Repeat the data that follows, word for word, without the images.

### Records supplied
━━━

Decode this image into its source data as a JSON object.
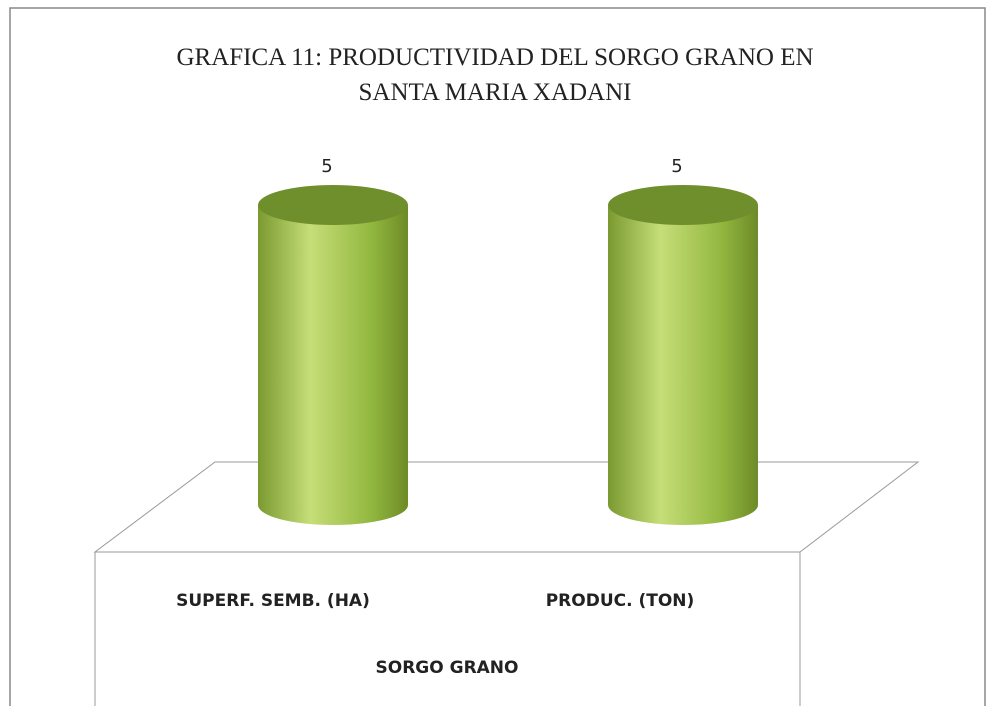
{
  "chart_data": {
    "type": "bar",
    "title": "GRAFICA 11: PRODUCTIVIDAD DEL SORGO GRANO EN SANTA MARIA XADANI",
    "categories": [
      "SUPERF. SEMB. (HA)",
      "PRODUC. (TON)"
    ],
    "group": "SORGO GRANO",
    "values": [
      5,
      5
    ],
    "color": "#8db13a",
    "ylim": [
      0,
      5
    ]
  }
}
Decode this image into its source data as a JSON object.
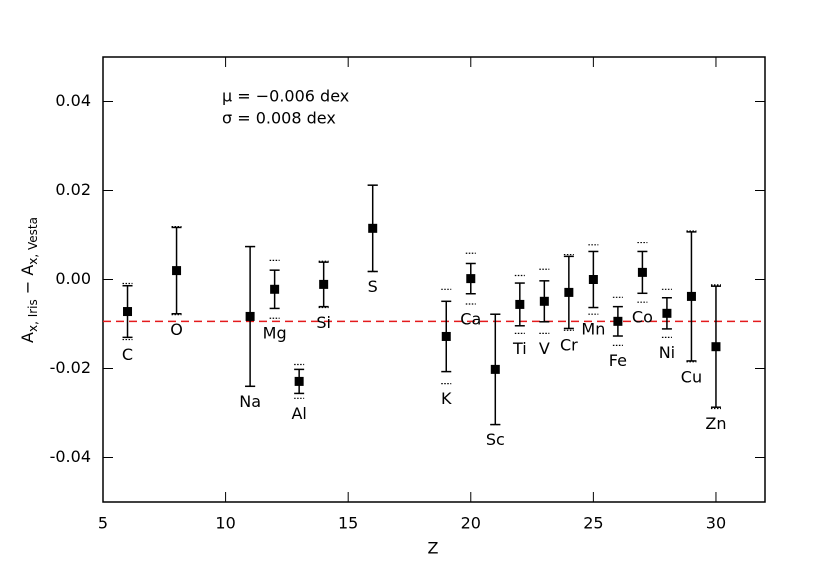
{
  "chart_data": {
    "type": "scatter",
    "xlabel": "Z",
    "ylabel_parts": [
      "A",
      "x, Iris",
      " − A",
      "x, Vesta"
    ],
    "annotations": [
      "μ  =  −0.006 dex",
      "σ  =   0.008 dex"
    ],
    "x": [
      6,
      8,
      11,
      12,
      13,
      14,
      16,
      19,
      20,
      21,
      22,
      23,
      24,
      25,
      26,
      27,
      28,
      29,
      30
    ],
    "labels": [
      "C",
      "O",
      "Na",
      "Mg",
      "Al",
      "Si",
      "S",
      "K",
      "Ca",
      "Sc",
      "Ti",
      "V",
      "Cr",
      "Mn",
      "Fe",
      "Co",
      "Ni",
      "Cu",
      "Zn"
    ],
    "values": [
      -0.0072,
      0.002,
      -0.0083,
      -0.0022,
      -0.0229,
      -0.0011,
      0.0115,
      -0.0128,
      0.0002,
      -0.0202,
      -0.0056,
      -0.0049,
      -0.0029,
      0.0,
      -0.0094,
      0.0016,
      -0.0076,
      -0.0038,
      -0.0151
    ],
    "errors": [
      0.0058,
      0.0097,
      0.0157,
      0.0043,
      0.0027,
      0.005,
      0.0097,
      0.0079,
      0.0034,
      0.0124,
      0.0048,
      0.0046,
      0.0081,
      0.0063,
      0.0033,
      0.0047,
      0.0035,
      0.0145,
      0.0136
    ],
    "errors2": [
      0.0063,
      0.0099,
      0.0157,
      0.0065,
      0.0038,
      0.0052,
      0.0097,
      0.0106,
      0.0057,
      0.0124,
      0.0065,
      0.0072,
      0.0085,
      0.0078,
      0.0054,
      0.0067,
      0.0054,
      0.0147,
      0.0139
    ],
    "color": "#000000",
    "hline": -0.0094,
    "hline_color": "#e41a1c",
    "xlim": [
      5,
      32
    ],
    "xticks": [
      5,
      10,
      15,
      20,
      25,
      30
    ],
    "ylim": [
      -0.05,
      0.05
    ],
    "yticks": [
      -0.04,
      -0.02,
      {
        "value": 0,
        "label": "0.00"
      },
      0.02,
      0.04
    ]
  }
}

━━━

### Task solution
Decode this image into its source data as a JSON object.
{
  "chart_data": {
    "type": "bar",
    "title": "GRAFICA 11: PRODUCTIVIDAD DEL SORGO GRANO EN SANTA MARIA XADANI",
    "categories": [
      "SUPERF. SEMB. (HA)",
      "PRODUC. (TON)"
    ],
    "group": "SORGO GRANO",
    "values": [
      5,
      5
    ],
    "color": "#8db13a",
    "ylim": [
      0,
      5
    ]
  }
}
Decode this image into its source data as a JSON object.
{
  "chart_data": {
    "type": "scatter",
    "xlabel": "Z",
    "ylabel_parts": [
      "A",
      "x, Iris",
      " − A",
      "x, Vesta"
    ],
    "annotations": [
      "μ  =  −0.006 dex",
      "σ  =   0.008 dex"
    ],
    "x": [
      6,
      8,
      11,
      12,
      13,
      14,
      16,
      19,
      20,
      21,
      22,
      23,
      24,
      25,
      26,
      27,
      28,
      29,
      30
    ],
    "labels": [
      "C",
      "O",
      "Na",
      "Mg",
      "Al",
      "Si",
      "S",
      "K",
      "Ca",
      "Sc",
      "Ti",
      "V",
      "Cr",
      "Mn",
      "Fe",
      "Co",
      "Ni",
      "Cu",
      "Zn"
    ],
    "values": [
      -0.0072,
      0.002,
      -0.0083,
      -0.0022,
      -0.0229,
      -0.0011,
      0.0115,
      -0.0128,
      0.0002,
      -0.0202,
      -0.0056,
      -0.0049,
      -0.0029,
      0.0,
      -0.0094,
      0.0016,
      -0.0076,
      -0.0038,
      -0.0151
    ],
    "errors": [
      0.0058,
      0.0097,
      0.0157,
      0.0043,
      0.0027,
      0.005,
      0.0097,
      0.0079,
      0.0034,
      0.0124,
      0.0048,
      0.0046,
      0.0081,
      0.0063,
      0.0033,
      0.0047,
      0.0035,
      0.0145,
      0.0136
    ],
    "errors2": [
      0.0063,
      0.0099,
      0.0157,
      0.0065,
      0.0038,
      0.0052,
      0.0097,
      0.0106,
      0.0057,
      0.0124,
      0.0065,
      0.0072,
      0.0085,
      0.0078,
      0.0054,
      0.0067,
      0.0054,
      0.0147,
      0.0139
    ],
    "color": "#000000",
    "hline": -0.0094,
    "hline_color": "#e41a1c",
    "xlim": [
      5,
      32
    ],
    "xticks": [
      5,
      10,
      15,
      20,
      25,
      30
    ],
    "ylim": [
      -0.05,
      0.05
    ],
    "yticks": [
      -0.04,
      -0.02,
      {
        "value": 0,
        "label": "0.00"
      },
      0.02,
      0.04
    ]
  }
}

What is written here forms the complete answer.